THE DATA:
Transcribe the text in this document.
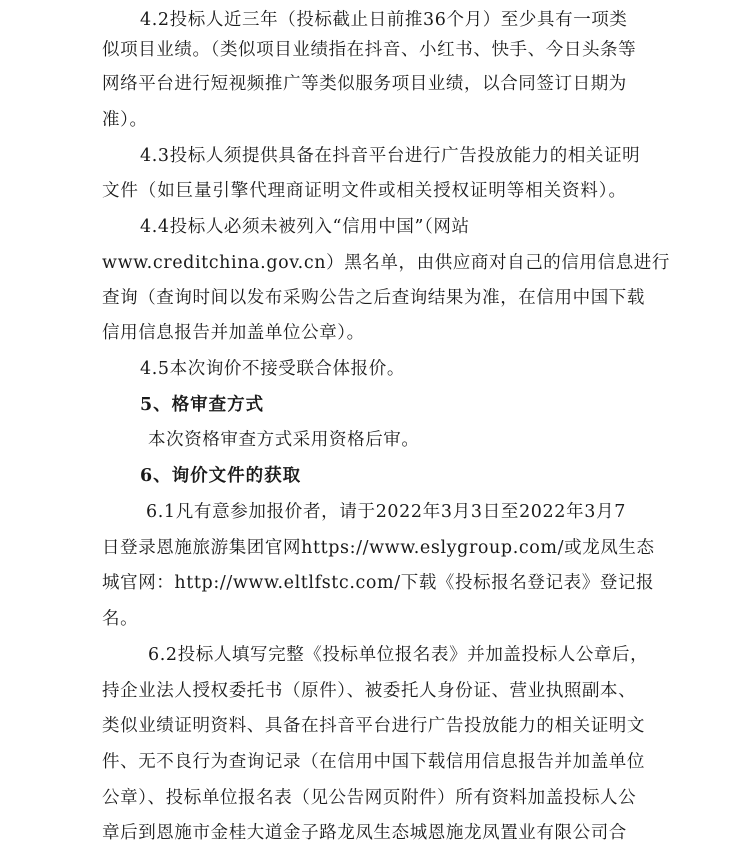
4.2投标人近三年（投标截止日前推36个月）至少具有一项类
似项目业绩。（类似项目业绩指在抖音、小红书、快手、今日头条等
网络平台进行短视频推广等类似服务项目业绩，以合同签订日期为
准）。
4.3投标人须提供具备在抖音平台进行广告投放能力的相关证明
文件（如巨量引擎代理商证明文件或相关授权证明等相关资料）。
4.4投标人必须未被列入“信用中国”（网站
www.creditchina.gov.cn）黑名单，由供应商对自己的信用信息进行
查询（查询时间以发布采购公告之后查询结果为准，在信用中国下载
信用信息报告并加盖单位公章）。
4.5本次询价不接受联合体报价。
5、格审查方式
本次资格审查方式采用资格后审。
6、询价文件的获取
6.1凡有意参加报价者，请于2022年3月3日至2022年3月7
日登录恩施旅游集团官网https://www.eslygroup.com/或龙凤生态
城官网：http://www.eltlfstc.com/下载《投标报名登记表》登记报
名。
6.2投标人填写完整《投标单位报名表》并加盖投标人公章后，
持企业法人授权委托书（原件）、被委托人身份证、营业执照副本、
类似业绩证明资料、具备在抖音平台进行广告投放能力的相关证明文
件、无不良行为查询记录（在信用中国下载信用信息报告并加盖单位
公章）、投标单位报名表（见公告网页附件）所有资料加盖投标人公
章后到恩施市金桂大道金子路龙凤生态城恩施龙凤置业有限公司合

INSTRUCTION: Make an exact copy of the whole listing, but don't bring over any pictures.

RESULT OF THIS TASK:
Transcribe the text in this document.
4.2投标人近三年（投标截止日前推36个月）至少具有一项类
似项目业绩。（类似项目业绩指在抖音、小红书、快手、今日头条等
网络平台进行短视频推广等类似服务项目业绩，以合同签订日期为
准）。
4.3投标人须提供具备在抖音平台进行广告投放能力的相关证明
文件（如巨量引擎代理商证明文件或相关授权证明等相关资料）。
4.4投标人必须未被列入“信用中国”（网站
www.creditchina.gov.cn）黑名单，由供应商对自己的信用信息进行
查询（查询时间以发布采购公告之后查询结果为准，在信用中国下载
信用信息报告并加盖单位公章）。
4.5本次询价不接受联合体报价。
5、格审查方式
本次资格审查方式采用资格后审。
6、询价文件的获取
6.1凡有意参加报价者，请于2022年3月3日至2022年3月7
日登录恩施旅游集团官网https://www.eslygroup.com/或龙凤生态
城官网：http://www.eltlfstc.com/下载《投标报名登记表》登记报
名。
6.2投标人填写完整《投标单位报名表》并加盖投标人公章后，
持企业法人授权委托书（原件）、被委托人身份证、营业执照副本、
类似业绩证明资料、具备在抖音平台进行广告投放能力的相关证明文
件、无不良行为查询记录（在信用中国下载信用信息报告并加盖单位
公章）、投标单位报名表（见公告网页附件）所有资料加盖投标人公
章后到恩施市金桂大道金子路龙凤生态城恩施龙凤置业有限公司合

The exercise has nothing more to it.